Extrait:
= = = =

16      À titre liminaire, il y a lieu de constater que, lors de l’introduction du régime de paiement de base, en 2015, la République portugaise a décidé d’attribuer de nouveaux droits au paiement à partir de cette année-là, conformément à l’article 21 du règlement (UE) no 1307/2013 du Parlement européen et du Conseil, du 17 décembre 2013, établissant les règles relatives aux paiements directs en faveur des agriculteurs au titre des régimes de soutien relevant de la politique agricole commune et abrogeant le règlement (CE) no 637/2008 du Conseil et le règlement (CE) no 73/2009 du Conseil (JO 2013, L 347, p. 608).

17      Pour cette première attribution des droits au paiement, la République portugaise a prévu, conformément à l’article 12, paragraphe 1, et à l’article 22, paragraphe 2, du règlement d’exécution (UE) no 809/2014 de la Commission du 17 juillet 2014 établissant les modalités d’application du règlement no 1306/2013 en ce qui concerne le système intégré de gestion et de contrôle, les mesures en faveur du développement rural et la conditionnalité (JO 2014, L 227, p. 69), que la demande d’attribution des droits au paiement et la demande d’aide au titre du régime de paiement de base soient présentées simultanément dans la demande unique prévue à l’article 11 du règlement délégué (UE) no 640/2014 de la Commission, du 11 mars 2014, complétant le règlement no 1306/2013 en ce qui concerne le système intégré de gestion et de contrôle, les conditions relatives au refus ou au retrait des paiements et les sanctions administratives applicables aux paiements directs, au soutien au développement rural et à la conditionnalité (JO 2014, L 181, p. 48).

18      Dans cette demande unique, les agriculteurs devaient indiquer, notamment, la totalité des hectares admissibles de leur exploitation, en vertu de l’article 72, paragraphe 1, premier alinéa, sous a), du règlement no 1306/2013, ainsi que, dans l’hypothèse où ils souhaitaient recevoir des droits au paiement au titre du régime de paiement de base, les droits au paiement déclarés en vue de leur activation, en vertu de l’article 72, paragraphe 1, premier alinéa, sous b), dudit règlement.

= = = =

Informations affichées:
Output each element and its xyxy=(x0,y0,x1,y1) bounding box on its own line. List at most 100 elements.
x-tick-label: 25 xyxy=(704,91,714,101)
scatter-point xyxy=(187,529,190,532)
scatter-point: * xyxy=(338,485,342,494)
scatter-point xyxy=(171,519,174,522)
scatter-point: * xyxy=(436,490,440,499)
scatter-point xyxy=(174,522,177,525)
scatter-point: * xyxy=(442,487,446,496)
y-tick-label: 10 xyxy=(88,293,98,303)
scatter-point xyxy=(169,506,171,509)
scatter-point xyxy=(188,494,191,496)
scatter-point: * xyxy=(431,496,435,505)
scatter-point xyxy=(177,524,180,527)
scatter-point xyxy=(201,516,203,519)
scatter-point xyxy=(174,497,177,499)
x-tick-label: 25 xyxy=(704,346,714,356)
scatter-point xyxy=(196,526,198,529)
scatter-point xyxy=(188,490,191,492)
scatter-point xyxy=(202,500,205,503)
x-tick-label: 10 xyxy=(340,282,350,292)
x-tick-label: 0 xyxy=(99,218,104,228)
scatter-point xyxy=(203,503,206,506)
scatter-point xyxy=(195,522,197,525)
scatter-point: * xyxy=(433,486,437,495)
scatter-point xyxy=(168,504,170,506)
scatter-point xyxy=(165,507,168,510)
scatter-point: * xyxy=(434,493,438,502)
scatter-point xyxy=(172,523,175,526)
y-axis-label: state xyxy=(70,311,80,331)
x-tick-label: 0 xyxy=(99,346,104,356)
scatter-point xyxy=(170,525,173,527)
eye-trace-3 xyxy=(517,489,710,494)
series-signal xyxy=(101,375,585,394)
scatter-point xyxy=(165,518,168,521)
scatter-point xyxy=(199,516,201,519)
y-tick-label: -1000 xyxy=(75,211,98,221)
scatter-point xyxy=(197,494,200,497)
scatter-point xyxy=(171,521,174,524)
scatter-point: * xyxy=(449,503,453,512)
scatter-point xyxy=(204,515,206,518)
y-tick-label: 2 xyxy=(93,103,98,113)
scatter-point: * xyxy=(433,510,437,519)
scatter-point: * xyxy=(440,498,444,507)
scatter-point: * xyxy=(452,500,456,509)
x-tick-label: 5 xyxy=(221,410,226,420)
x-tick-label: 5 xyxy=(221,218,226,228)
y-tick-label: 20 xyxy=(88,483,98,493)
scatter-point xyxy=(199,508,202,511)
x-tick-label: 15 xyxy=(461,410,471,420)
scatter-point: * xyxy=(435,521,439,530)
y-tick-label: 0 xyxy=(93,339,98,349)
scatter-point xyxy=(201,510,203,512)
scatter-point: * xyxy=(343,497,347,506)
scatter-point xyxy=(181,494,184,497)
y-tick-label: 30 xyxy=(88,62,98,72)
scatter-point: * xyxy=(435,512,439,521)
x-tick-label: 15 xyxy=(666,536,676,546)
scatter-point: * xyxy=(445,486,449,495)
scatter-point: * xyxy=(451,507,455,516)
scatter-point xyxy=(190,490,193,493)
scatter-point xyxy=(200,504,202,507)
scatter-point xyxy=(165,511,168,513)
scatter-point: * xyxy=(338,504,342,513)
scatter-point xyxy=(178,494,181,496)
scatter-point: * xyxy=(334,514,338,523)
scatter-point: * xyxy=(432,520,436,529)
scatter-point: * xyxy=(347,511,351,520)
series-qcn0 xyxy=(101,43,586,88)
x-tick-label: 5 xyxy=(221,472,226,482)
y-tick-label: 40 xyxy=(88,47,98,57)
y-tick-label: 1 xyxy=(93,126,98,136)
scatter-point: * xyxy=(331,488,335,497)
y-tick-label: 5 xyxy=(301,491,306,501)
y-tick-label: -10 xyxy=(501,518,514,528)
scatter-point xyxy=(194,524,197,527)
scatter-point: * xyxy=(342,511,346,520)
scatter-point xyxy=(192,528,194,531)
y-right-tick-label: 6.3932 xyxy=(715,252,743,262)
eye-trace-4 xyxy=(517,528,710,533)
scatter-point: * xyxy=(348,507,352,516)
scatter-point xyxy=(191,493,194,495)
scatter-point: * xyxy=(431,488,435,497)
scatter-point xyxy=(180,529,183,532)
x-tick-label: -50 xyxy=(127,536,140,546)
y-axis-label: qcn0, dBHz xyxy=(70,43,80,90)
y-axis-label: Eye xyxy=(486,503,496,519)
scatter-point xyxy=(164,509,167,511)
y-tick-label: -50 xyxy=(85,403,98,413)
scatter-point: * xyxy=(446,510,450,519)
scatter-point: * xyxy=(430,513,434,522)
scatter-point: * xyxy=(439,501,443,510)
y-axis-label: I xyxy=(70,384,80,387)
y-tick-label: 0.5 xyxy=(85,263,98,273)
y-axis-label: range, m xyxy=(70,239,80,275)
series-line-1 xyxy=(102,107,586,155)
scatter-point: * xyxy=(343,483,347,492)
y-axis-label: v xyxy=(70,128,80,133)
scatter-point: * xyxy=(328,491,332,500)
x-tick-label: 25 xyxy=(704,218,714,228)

= = = =

Objectif: D'après l'extrait, quelles deux demandes la République portugaise a-t-elle prévu de faire présenter simultanément dans la demande unique ?

Résultat final: La demande d'attribution des droits au paiement et la demande d'aide au titre du régime de paiement de base.